Instructions to follow:
Search the material for the word "name" and report each line where it turns up.
┌─ The input
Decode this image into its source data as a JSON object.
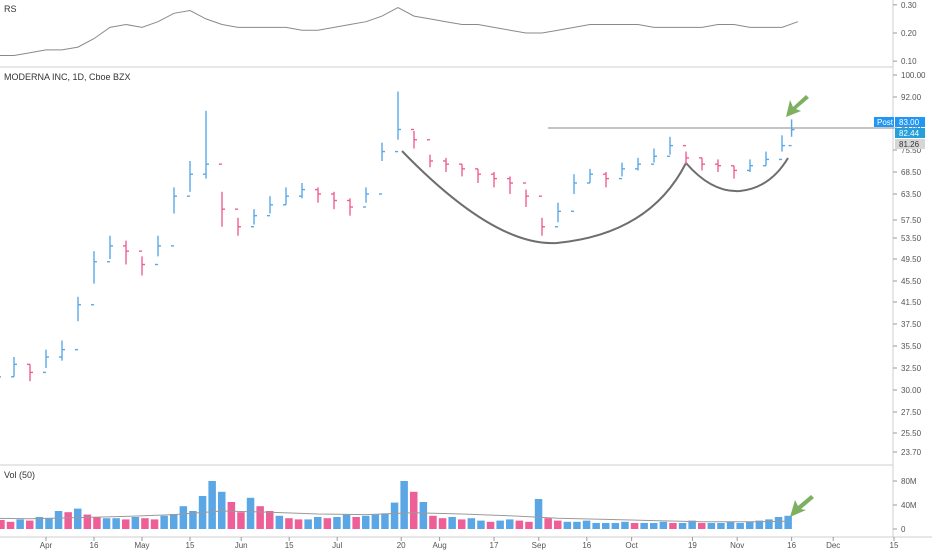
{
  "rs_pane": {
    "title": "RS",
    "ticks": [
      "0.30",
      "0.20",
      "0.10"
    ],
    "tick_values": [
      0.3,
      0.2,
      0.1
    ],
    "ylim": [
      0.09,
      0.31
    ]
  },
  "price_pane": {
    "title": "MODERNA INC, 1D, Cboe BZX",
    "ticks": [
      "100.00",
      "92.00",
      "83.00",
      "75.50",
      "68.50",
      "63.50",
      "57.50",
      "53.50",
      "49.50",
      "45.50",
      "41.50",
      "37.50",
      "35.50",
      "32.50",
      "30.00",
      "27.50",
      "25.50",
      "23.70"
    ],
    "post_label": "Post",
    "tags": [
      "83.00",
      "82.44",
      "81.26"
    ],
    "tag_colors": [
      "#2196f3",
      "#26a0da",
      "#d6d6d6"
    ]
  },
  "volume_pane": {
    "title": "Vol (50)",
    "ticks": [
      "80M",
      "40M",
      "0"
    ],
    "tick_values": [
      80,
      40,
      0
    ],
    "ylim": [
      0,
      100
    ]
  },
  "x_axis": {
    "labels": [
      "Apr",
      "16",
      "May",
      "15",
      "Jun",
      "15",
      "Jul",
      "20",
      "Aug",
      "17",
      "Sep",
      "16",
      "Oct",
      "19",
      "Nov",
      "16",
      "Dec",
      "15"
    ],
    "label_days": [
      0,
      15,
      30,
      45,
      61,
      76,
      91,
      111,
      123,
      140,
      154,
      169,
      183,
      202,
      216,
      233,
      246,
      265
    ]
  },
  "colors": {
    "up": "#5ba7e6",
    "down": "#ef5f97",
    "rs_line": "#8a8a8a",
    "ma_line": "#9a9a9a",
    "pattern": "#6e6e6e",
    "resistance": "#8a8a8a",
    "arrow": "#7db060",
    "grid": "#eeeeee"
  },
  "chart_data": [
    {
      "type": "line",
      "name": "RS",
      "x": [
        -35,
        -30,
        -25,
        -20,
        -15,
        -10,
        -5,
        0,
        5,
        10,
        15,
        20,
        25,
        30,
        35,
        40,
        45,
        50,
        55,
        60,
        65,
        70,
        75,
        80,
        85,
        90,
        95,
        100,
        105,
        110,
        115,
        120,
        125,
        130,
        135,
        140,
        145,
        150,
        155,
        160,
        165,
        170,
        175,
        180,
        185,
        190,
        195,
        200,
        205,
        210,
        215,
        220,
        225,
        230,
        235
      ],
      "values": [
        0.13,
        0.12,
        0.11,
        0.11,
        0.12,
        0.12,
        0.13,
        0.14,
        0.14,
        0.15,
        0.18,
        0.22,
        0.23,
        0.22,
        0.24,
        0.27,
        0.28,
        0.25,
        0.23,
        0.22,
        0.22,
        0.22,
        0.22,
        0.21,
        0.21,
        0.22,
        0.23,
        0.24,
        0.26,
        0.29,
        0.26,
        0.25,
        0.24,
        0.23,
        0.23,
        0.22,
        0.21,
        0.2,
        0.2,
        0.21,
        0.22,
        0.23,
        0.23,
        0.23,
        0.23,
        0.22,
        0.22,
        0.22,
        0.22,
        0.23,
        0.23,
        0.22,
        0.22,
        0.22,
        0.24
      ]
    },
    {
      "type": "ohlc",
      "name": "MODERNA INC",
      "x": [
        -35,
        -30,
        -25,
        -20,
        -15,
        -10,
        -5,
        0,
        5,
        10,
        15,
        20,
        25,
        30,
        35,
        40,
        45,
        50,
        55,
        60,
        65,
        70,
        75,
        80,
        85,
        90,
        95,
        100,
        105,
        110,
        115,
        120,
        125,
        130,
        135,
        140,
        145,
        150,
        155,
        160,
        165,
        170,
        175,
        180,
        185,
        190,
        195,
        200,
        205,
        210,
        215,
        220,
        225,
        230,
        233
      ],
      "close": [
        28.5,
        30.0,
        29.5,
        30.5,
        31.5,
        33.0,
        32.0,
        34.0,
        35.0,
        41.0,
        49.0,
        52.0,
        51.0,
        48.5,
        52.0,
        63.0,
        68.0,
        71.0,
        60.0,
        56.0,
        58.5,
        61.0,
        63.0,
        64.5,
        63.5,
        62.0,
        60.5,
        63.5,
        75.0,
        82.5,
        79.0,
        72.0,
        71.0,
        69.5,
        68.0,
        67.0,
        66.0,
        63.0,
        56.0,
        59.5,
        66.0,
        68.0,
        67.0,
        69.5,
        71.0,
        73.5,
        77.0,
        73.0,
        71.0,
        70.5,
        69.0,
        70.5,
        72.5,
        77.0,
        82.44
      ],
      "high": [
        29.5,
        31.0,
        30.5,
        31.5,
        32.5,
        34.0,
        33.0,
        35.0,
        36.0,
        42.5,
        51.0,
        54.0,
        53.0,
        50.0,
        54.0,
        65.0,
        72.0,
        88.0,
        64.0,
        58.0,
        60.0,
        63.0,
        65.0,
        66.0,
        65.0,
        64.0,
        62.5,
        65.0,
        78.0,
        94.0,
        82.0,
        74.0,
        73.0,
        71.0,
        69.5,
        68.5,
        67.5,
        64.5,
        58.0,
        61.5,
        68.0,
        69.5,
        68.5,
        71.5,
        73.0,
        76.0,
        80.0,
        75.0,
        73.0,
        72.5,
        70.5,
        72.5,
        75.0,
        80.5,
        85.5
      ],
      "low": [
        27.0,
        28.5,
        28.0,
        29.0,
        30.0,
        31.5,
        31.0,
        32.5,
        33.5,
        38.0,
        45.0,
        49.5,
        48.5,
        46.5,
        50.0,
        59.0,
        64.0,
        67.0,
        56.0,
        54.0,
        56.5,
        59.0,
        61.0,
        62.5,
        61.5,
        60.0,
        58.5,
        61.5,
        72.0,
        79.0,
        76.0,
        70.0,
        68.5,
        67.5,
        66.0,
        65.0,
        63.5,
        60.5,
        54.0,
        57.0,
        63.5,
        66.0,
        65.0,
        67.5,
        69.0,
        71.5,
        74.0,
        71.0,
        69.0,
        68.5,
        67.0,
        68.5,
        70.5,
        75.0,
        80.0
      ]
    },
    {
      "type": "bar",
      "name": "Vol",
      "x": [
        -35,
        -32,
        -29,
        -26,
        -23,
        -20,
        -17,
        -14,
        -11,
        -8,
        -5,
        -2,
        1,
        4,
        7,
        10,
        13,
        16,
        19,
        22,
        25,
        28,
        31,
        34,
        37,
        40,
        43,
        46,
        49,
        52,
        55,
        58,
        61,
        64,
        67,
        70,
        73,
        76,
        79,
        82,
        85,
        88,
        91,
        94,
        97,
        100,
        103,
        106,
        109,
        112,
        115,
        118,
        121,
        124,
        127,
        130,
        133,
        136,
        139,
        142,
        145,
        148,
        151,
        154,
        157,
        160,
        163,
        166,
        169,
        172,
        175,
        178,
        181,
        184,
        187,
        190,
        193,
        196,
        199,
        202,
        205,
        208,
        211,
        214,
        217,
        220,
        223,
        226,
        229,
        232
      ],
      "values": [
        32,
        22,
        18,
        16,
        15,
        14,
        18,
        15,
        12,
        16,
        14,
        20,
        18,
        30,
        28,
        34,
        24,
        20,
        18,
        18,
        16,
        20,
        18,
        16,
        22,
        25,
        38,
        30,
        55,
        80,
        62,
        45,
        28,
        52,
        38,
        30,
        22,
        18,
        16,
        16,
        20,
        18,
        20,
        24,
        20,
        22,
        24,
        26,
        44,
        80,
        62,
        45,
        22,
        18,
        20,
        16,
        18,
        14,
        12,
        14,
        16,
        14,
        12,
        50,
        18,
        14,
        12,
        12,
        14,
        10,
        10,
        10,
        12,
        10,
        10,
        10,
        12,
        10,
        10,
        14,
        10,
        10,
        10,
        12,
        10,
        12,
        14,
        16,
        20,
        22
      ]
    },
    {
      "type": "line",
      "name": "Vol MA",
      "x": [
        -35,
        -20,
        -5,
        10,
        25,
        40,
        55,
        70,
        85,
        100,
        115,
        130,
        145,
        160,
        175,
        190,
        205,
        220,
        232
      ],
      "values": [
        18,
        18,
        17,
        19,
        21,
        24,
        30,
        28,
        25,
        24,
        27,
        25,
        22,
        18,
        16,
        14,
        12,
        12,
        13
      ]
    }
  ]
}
└─
Final answer:
      "name": "RS",
      "name": "MODERNA INC",
      "name": "Vol",
      "name": "Vol MA",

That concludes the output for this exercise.